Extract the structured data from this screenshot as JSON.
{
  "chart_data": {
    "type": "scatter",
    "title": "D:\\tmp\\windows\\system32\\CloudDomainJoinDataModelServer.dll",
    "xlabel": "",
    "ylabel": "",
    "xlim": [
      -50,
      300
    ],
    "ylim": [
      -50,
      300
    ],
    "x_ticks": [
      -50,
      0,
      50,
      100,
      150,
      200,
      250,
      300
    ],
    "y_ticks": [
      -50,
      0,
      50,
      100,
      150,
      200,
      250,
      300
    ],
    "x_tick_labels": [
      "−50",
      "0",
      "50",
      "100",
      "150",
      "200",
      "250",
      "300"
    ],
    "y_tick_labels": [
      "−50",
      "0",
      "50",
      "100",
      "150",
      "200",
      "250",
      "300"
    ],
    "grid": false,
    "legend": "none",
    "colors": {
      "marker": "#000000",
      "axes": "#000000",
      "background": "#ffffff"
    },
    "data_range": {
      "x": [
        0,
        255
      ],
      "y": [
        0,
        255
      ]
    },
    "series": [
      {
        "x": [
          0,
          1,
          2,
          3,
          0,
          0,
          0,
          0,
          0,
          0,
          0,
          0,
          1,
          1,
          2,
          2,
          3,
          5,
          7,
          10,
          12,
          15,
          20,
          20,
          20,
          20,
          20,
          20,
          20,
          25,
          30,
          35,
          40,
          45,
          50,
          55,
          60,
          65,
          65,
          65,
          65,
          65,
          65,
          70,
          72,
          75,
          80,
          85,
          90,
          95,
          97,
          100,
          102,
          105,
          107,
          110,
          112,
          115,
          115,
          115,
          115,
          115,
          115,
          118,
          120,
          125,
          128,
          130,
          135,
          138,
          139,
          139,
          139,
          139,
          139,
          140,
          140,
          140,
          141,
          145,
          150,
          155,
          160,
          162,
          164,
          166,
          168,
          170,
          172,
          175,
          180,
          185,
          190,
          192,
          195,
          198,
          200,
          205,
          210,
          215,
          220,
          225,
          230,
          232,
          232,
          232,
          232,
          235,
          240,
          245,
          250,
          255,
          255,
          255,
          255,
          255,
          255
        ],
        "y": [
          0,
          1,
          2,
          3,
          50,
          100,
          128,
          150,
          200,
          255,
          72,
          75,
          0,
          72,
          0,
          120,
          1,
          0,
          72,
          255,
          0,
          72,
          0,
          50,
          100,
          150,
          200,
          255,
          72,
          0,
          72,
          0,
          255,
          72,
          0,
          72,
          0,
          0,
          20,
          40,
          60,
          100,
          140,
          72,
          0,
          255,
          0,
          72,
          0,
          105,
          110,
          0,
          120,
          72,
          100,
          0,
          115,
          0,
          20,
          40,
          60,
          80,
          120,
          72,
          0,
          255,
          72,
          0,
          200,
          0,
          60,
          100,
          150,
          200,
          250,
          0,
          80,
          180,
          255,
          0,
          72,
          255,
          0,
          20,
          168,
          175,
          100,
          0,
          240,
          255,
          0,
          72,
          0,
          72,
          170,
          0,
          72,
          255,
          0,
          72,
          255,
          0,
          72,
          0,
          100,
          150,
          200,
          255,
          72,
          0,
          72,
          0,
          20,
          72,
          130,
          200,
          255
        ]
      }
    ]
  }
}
■ ■ ■
▶ [STATED GOAL]: Please give back all of the records exactly as written.

▶ [FULL ANSWER]:
Extract the structured data from this screenshot as JSON.
{
  "chart_data": {
    "type": "scatter",
    "title": "D:\\tmp\\windows\\system32\\CloudDomainJoinDataModelServer.dll",
    "xlabel": "",
    "ylabel": "",
    "xlim": [
      -50,
      300
    ],
    "ylim": [
      -50,
      300
    ],
    "x_ticks": [
      -50,
      0,
      50,
      100,
      150,
      200,
      250,
      300
    ],
    "y_ticks": [
      -50,
      0,
      50,
      100,
      150,
      200,
      250,
      300
    ],
    "x_tick_labels": [
      "−50",
      "0",
      "50",
      "100",
      "150",
      "200",
      "250",
      "300"
    ],
    "y_tick_labels": [
      "−50",
      "0",
      "50",
      "100",
      "150",
      "200",
      "250",
      "300"
    ],
    "grid": false,
    "legend": "none",
    "colors": {
      "marker": "#000000",
      "axes": "#000000",
      "background": "#ffffff"
    },
    "data_range": {
      "x": [
        0,
        255
      ],
      "y": [
        0,
        255
      ]
    },
    "series": [
      {
        "x": [
          0,
          1,
          2,
          3,
          0,
          0,
          0,
          0,
          0,
          0,
          0,
          0,
          1,
          1,
          2,
          2,
          3,
          5,
          7,
          10,
          12,
          15,
          20,
          20,
          20,
          20,
          20,
          20,
          20,
          25,
          30,
          35,
          40,
          45,
          50,
          55,
          60,
          65,
          65,
          65,
          65,
          65,
          65,
          70,
          72,
          75,
          80,
          85,
          90,
          95,
          97,
          100,
          102,
          105,
          107,
          110,
          112,
          115,
          115,
          115,
          115,
          115,
          115,
          118,
          120,
          125,
          128,
          130,
          135,
          138,
          139,
          139,
          139,
          139,
          139,
          140,
          140,
          140,
          141,
          145,
          150,
          155,
          160,
          162,
          164,
          166,
          168,
          170,
          172,
          175,
          180,
          185,
          190,
          192,
          195,
          198,
          200,
          205,
          210,
          215,
          220,
          225,
          230,
          232,
          232,
          232,
          232,
          235,
          240,
          245,
          250,
          255,
          255,
          255,
          255,
          255,
          255
        ],
        "y": [
          0,
          1,
          2,
          3,
          50,
          100,
          128,
          150,
          200,
          255,
          72,
          75,
          0,
          72,
          0,
          120,
          1,
          0,
          72,
          255,
          0,
          72,
          0,
          50,
          100,
          150,
          200,
          255,
          72,
          0,
          72,
          0,
          255,
          72,
          0,
          72,
          0,
          0,
          20,
          40,
          60,
          100,
          140,
          72,
          0,
          255,
          0,
          72,
          0,
          105,
          110,
          0,
          120,
          72,
          100,
          0,
          115,
          0,
          20,
          40,
          60,
          80,
          120,
          72,
          0,
          255,
          72,
          0,
          200,
          0,
          60,
          100,
          150,
          200,
          250,
          0,
          80,
          180,
          255,
          0,
          72,
          255,
          0,
          20,
          168,
          175,
          100,
          0,
          240,
          255,
          0,
          72,
          0,
          72,
          170,
          0,
          72,
          255,
          0,
          72,
          255,
          0,
          72,
          0,
          100,
          150,
          200,
          255,
          72,
          0,
          72,
          0,
          20,
          72,
          130,
          200,
          255
        ]
      }
    ]
  }
}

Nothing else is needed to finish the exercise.